Stated exercise:
Leave out the pictures and copy each record below exactly.

Extracted data entries:
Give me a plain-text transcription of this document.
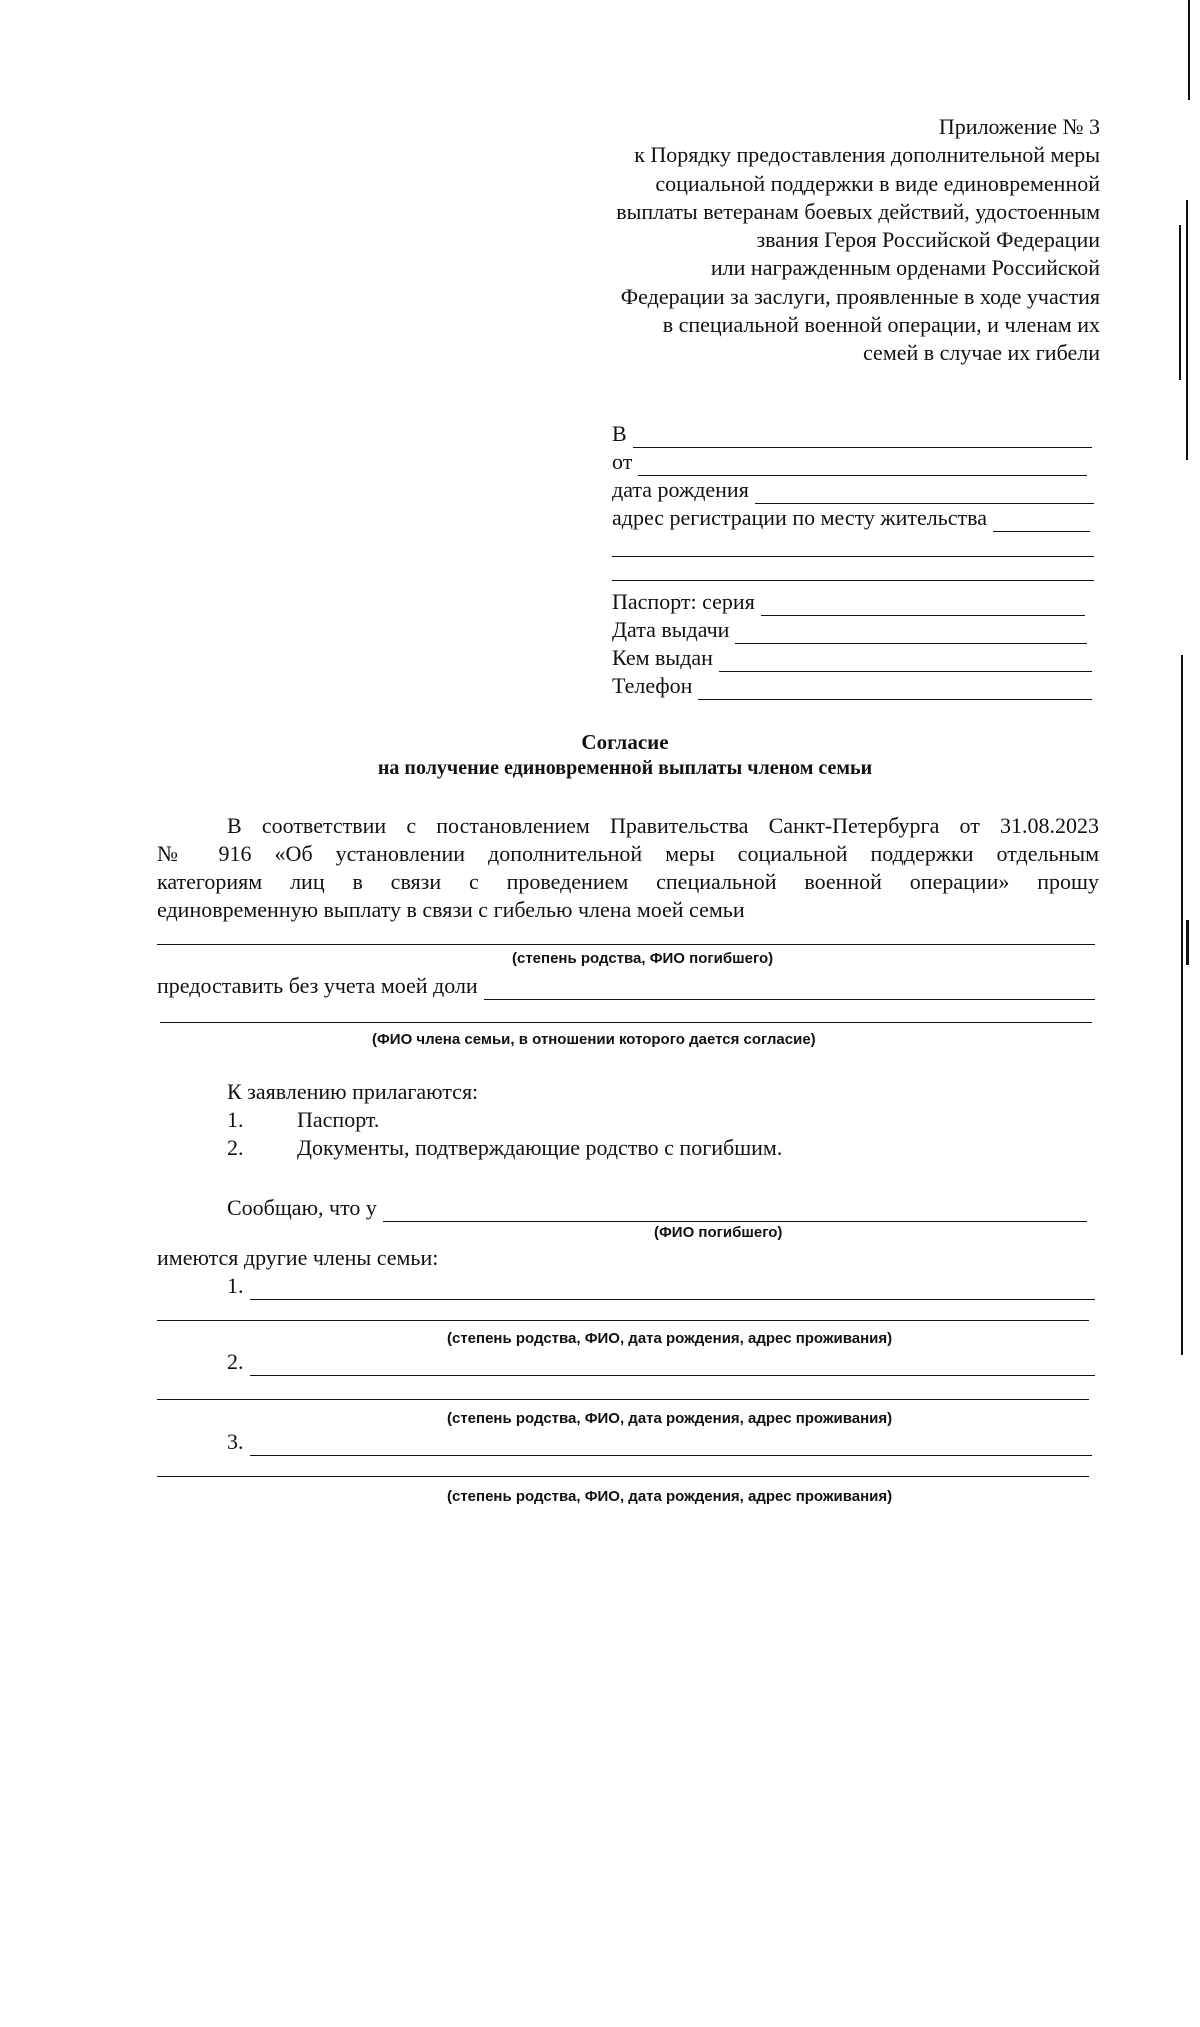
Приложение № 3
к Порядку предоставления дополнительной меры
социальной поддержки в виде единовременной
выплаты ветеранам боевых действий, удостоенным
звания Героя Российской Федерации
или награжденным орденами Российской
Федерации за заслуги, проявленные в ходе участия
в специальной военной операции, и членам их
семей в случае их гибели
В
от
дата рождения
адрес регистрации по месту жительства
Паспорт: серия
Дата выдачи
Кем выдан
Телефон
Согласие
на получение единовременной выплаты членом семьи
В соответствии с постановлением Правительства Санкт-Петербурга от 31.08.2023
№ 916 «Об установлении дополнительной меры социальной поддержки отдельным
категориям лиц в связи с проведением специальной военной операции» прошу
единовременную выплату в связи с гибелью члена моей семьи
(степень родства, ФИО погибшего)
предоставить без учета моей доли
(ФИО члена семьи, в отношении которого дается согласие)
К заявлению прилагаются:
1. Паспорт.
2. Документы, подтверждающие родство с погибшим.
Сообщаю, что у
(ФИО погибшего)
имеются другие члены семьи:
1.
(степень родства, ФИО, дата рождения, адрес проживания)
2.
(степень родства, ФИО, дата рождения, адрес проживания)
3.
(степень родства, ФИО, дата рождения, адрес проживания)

Exercise output:
Give me a plain-text transcription of this document.
Приложение № 3
к Порядку предоставления дополнительной меры
социальной поддержки в виде единовременной
выплаты ветеранам боевых действий, удостоенным
звания Героя Российской Федерации
или награжденным орденами Российской
Федерации за заслуги, проявленные в ходе участия
в специальной военной операции, и членам их
семей в случае их гибели
В
от
дата рождения
адрес регистрации по месту жительства
Паспорт: серия
Дата выдачи
Кем выдан
Телефон
Согласие
на получение единовременной выплаты членом семьи
В соответствии с постановлением Правительства Санкт-Петербурга от 31.08.2023
№ 916 «Об установлении дополнительной меры социальной поддержки отдельным
категориям лиц в связи с проведением специальной военной операции» прошу
единовременную выплату в связи с гибелью члена моей семьи
(степень родства, ФИО погибшего)
предоставить без учета моей доли
(ФИО члена семьи, в отношении которого дается согласие)
К заявлению прилагаются:
1. Паспорт.
2. Документы, подтверждающие родство с погибшим.
Сообщаю, что у
(ФИО погибшего)
имеются другие члены семьи:
1.
(степень родства, ФИО, дата рождения, адрес проживания)
2.
(степень родства, ФИО, дата рождения, адрес проживания)
3.
(степень родства, ФИО, дата рождения, адрес проживания)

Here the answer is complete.